__GIVEN REQUEST__.
Return all of the lines below exactly as they are.

__PROVIDED INFORMATION__.
-*-*-
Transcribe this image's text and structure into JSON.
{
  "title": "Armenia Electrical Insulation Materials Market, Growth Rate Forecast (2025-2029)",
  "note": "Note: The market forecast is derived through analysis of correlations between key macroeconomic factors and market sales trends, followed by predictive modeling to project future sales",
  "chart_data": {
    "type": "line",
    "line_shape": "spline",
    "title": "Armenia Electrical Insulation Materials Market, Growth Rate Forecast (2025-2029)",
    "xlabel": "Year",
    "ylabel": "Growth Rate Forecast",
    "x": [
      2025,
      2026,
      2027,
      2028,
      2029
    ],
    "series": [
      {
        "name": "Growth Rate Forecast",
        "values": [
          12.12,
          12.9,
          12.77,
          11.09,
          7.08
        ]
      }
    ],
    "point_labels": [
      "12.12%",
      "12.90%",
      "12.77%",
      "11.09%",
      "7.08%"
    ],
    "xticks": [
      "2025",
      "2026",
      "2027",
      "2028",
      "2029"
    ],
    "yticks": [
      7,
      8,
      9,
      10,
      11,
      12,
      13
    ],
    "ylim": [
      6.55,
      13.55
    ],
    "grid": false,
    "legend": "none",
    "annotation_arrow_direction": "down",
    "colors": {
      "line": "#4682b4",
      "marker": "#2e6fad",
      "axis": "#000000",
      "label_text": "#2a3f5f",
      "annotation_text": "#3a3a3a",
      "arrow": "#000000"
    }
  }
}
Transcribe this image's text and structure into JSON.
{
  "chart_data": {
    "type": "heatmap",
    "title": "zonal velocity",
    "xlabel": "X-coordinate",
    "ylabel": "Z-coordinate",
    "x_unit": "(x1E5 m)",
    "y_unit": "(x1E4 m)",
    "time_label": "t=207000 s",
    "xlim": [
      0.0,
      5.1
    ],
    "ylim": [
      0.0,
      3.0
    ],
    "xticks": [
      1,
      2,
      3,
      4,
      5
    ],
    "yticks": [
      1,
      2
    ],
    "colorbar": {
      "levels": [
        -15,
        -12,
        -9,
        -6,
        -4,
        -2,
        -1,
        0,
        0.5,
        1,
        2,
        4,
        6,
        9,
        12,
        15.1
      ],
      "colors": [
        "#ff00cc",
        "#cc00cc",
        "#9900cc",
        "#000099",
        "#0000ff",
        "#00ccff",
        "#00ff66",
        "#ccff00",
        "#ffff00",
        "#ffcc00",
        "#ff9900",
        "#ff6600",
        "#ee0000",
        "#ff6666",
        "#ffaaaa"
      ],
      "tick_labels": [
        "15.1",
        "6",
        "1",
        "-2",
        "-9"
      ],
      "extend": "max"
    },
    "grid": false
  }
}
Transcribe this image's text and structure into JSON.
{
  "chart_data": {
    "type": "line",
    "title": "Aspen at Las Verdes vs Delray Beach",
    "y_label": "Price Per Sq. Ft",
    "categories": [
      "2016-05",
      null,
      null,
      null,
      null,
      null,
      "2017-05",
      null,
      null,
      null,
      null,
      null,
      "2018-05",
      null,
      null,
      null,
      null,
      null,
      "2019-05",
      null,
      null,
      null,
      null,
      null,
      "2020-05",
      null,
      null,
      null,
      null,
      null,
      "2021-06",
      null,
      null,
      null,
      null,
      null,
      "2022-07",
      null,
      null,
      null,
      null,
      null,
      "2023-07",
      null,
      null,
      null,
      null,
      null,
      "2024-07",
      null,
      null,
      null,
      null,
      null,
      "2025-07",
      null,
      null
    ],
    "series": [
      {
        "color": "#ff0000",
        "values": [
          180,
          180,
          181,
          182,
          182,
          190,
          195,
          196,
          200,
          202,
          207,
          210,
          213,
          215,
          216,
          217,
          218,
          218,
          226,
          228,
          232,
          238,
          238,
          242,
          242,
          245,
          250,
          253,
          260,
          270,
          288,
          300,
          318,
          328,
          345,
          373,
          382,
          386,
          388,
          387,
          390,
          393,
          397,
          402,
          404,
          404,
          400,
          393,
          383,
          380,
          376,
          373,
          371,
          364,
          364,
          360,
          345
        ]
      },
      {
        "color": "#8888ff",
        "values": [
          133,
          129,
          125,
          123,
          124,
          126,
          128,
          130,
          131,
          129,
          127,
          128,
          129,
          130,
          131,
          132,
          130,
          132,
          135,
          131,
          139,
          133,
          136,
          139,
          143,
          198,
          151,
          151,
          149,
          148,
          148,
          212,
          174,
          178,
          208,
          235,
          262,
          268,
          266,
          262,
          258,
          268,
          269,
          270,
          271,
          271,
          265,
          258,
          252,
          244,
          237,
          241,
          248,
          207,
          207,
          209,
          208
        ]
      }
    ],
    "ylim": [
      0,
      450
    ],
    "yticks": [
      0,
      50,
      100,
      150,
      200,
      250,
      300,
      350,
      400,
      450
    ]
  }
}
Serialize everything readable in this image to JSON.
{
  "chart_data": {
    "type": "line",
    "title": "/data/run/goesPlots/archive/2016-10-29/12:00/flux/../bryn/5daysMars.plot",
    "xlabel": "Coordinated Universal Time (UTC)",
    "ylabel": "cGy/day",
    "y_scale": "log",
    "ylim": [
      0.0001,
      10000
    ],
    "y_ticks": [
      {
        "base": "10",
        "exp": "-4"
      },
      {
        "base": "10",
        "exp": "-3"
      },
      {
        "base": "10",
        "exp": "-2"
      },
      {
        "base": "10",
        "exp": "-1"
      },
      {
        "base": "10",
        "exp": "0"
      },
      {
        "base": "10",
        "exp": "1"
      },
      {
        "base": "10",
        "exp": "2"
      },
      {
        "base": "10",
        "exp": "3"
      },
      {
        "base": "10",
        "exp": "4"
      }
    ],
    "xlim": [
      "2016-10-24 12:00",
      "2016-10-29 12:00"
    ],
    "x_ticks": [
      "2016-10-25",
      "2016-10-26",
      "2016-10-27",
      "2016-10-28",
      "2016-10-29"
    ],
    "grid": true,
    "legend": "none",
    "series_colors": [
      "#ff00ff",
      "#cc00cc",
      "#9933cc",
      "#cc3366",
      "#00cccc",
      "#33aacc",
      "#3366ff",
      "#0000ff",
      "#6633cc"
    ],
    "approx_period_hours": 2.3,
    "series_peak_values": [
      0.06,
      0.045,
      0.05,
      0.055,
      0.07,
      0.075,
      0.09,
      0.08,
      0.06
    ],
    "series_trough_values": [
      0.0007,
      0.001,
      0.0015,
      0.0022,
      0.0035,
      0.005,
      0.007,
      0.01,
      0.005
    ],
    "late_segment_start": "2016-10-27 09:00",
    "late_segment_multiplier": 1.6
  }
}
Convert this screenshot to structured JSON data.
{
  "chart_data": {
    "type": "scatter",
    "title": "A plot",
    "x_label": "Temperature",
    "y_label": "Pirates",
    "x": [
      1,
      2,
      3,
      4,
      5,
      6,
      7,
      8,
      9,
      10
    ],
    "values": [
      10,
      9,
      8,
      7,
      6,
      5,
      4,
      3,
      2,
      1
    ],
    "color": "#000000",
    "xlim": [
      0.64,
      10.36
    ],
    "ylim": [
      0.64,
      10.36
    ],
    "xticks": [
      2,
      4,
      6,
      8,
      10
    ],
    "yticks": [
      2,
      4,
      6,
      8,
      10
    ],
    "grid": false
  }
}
-*-*-
__SOLUTION FOR THIS EXERCISE__.
Transcribe this image's text and structure into JSON.
{
  "title": "Armenia Electrical Insulation Materials Market, Growth Rate Forecast (2025-2029)",
  "note": "Note: The market forecast is derived through analysis of correlations between key macroeconomic factors and market sales trends, followed by predictive modeling to project future sales",
  "chart_data": {
    "type": "line",
    "line_shape": "spline",
    "title": "Armenia Electrical Insulation Materials Market, Growth Rate Forecast (2025-2029)",
    "xlabel": "Year",
    "ylabel": "Growth Rate Forecast",
    "x": [
      2025,
      2026,
      2027,
      2028,
      2029
    ],
    "series": [
      {
        "name": "Growth Rate Forecast",
        "values": [
          12.12,
          12.9,
          12.77,
          11.09,
          7.08
        ]
      }
    ],
    "point_labels": [
      "12.12%",
      "12.90%",
      "12.77%",
      "11.09%",
      "7.08%"
    ],
    "xticks": [
      "2025",
      "2026",
      "2027",
      "2028",
      "2029"
    ],
    "yticks": [
      7,
      8,
      9,
      10,
      11,
      12,
      13
    ],
    "ylim": [
      6.55,
      13.55
    ],
    "grid": false,
    "legend": "none",
    "annotation_arrow_direction": "down",
    "colors": {
      "line": "#4682b4",
      "marker": "#2e6fad",
      "axis": "#000000",
      "label_text": "#2a3f5f",
      "annotation_text": "#3a3a3a",
      "arrow": "#000000"
    }
  }
}
Transcribe this image's text and structure into JSON.
{
  "chart_data": {
    "type": "heatmap",
    "title": "zonal velocity",
    "xlabel": "X-coordinate",
    "ylabel": "Z-coordinate",
    "x_unit": "(x1E5 m)",
    "y_unit": "(x1E4 m)",
    "time_label": "t=207000 s",
    "xlim": [
      0.0,
      5.1
    ],
    "ylim": [
      0.0,
      3.0
    ],
    "xticks": [
      1,
      2,
      3,
      4,
      5
    ],
    "yticks": [
      1,
      2
    ],
    "colorbar": {
      "levels": [
        -15,
        -12,
        -9,
        -6,
        -4,
        -2,
        -1,
        0,
        0.5,
        1,
        2,
        4,
        6,
        9,
        12,
        15.1
      ],
      "colors": [
        "#ff00cc",
        "#cc00cc",
        "#9900cc",
        "#000099",
        "#0000ff",
        "#00ccff",
        "#00ff66",
        "#ccff00",
        "#ffff00",
        "#ffcc00",
        "#ff9900",
        "#ff6600",
        "#ee0000",
        "#ff6666",
        "#ffaaaa"
      ],
      "tick_labels": [
        "15.1",
        "6",
        "1",
        "-2",
        "-9"
      ],
      "extend": "max"
    },
    "grid": false
  }
}
Transcribe this image's text and structure into JSON.
{
  "chart_data": {
    "type": "line",
    "title": "Aspen at Las Verdes vs Delray Beach",
    "y_label": "Price Per Sq. Ft",
    "categories": [
      "2016-05",
      null,
      null,
      null,
      null,
      null,
      "2017-05",
      null,
      null,
      null,
      null,
      null,
      "2018-05",
      null,
      null,
      null,
      null,
      null,
      "2019-05",
      null,
      null,
      null,
      null,
      null,
      "2020-05",
      null,
      null,
      null,
      null,
      null,
      "2021-06",
      null,
      null,
      null,
      null,
      null,
      "2022-07",
      null,
      null,
      null,
      null,
      null,
      "2023-07",
      null,
      null,
      null,
      null,
      null,
      "2024-07",
      null,
      null,
      null,
      null,
      null,
      "2025-07",
      null,
      null
    ],
    "series": [
      {
        "color": "#ff0000",
        "values": [
          180,
          180,
          181,
          182,
          182,
          190,
          195,
          196,
          200,
          202,
          207,
          210,
          213,
          215,
          216,
          217,
          218,
          218,
          226,
          228,
          232,
          238,
          238,
          242,
          242,
          245,
          250,
          253,
          260,
          270,
          288,
          300,
          318,
          328,
          345,
          373,
          382,
          386,
          388,
          387,
          390,
          393,
          397,
          402,
          404,
          404,
          400,
          393,
          383,
          380,
          376,
          373,
          371,
          364,
          364,
          360,
          345
        ]
      },
      {
        "color": "#8888ff",
        "values": [
          133,
          129,
          125,
          123,
          124,
          126,
          128,
          130,
          131,
          129,
          127,
          128,
          129,
          130,
          131,
          132,
          130,
          132,
          135,
          131,
          139,
          133,
          136,
          139,
          143,
          198,
          151,
          151,
          149,
          148,
          148,
          212,
          174,
          178,
          208,
          235,
          262,
          268,
          266,
          262,
          258,
          268,
          269,
          270,
          271,
          271,
          265,
          258,
          252,
          244,
          237,
          241,
          248,
          207,
          207,
          209,
          208
        ]
      }
    ],
    "ylim": [
      0,
      450
    ],
    "yticks": [
      0,
      50,
      100,
      150,
      200,
      250,
      300,
      350,
      400,
      450
    ]
  }
}
Serialize everything readable in this image to JSON.
{
  "chart_data": {
    "type": "line",
    "title": "/data/run/goesPlots/archive/2016-10-29/12:00/flux/../bryn/5daysMars.plot",
    "xlabel": "Coordinated Universal Time (UTC)",
    "ylabel": "cGy/day",
    "y_scale": "log",
    "ylim": [
      0.0001,
      10000
    ],
    "y_ticks": [
      {
        "base": "10",
        "exp": "-4"
      },
      {
        "base": "10",
        "exp": "-3"
      },
      {
        "base": "10",
        "exp": "-2"
      },
      {
        "base": "10",
        "exp": "-1"
      },
      {
        "base": "10",
        "exp": "0"
      },
      {
        "base": "10",
        "exp": "1"
      },
      {
        "base": "10",
        "exp": "2"
      },
      {
        "base": "10",
        "exp": "3"
      },
      {
        "base": "10",
        "exp": "4"
      }
    ],
    "xlim": [
      "2016-10-24 12:00",
      "2016-10-29 12:00"
    ],
    "x_ticks": [
      "2016-10-25",
      "2016-10-26",
      "2016-10-27",
      "2016-10-28",
      "2016-10-29"
    ],
    "grid": true,
    "legend": "none",
    "series_colors": [
      "#ff00ff",
      "#cc00cc",
      "#9933cc",
      "#cc3366",
      "#00cccc",
      "#33aacc",
      "#3366ff",
      "#0000ff",
      "#6633cc"
    ],
    "approx_period_hours": 2.3,
    "series_peak_values": [
      0.06,
      0.045,
      0.05,
      0.055,
      0.07,
      0.075,
      0.09,
      0.08,
      0.06
    ],
    "series_trough_values": [
      0.0007,
      0.001,
      0.0015,
      0.0022,
      0.0035,
      0.005,
      0.007,
      0.01,
      0.005
    ],
    "late_segment_start": "2016-10-27 09:00",
    "late_segment_multiplier": 1.6
  }
}
Convert this screenshot to structured JSON data.
{
  "chart_data": {
    "type": "scatter",
    "title": "A plot",
    "x_label": "Temperature",
    "y_label": "Pirates",
    "x": [
      1,
      2,
      3,
      4,
      5,
      6,
      7,
      8,
      9,
      10
    ],
    "values": [
      10,
      9,
      8,
      7,
      6,
      5,
      4,
      3,
      2,
      1
    ],
    "color": "#000000",
    "xlim": [
      0.64,
      10.36
    ],
    "ylim": [
      0.64,
      10.36
    ],
    "xticks": [
      2,
      4,
      6,
      8,
      10
    ],
    "yticks": [
      2,
      4,
      6,
      8,
      10
    ],
    "grid": false
  }
}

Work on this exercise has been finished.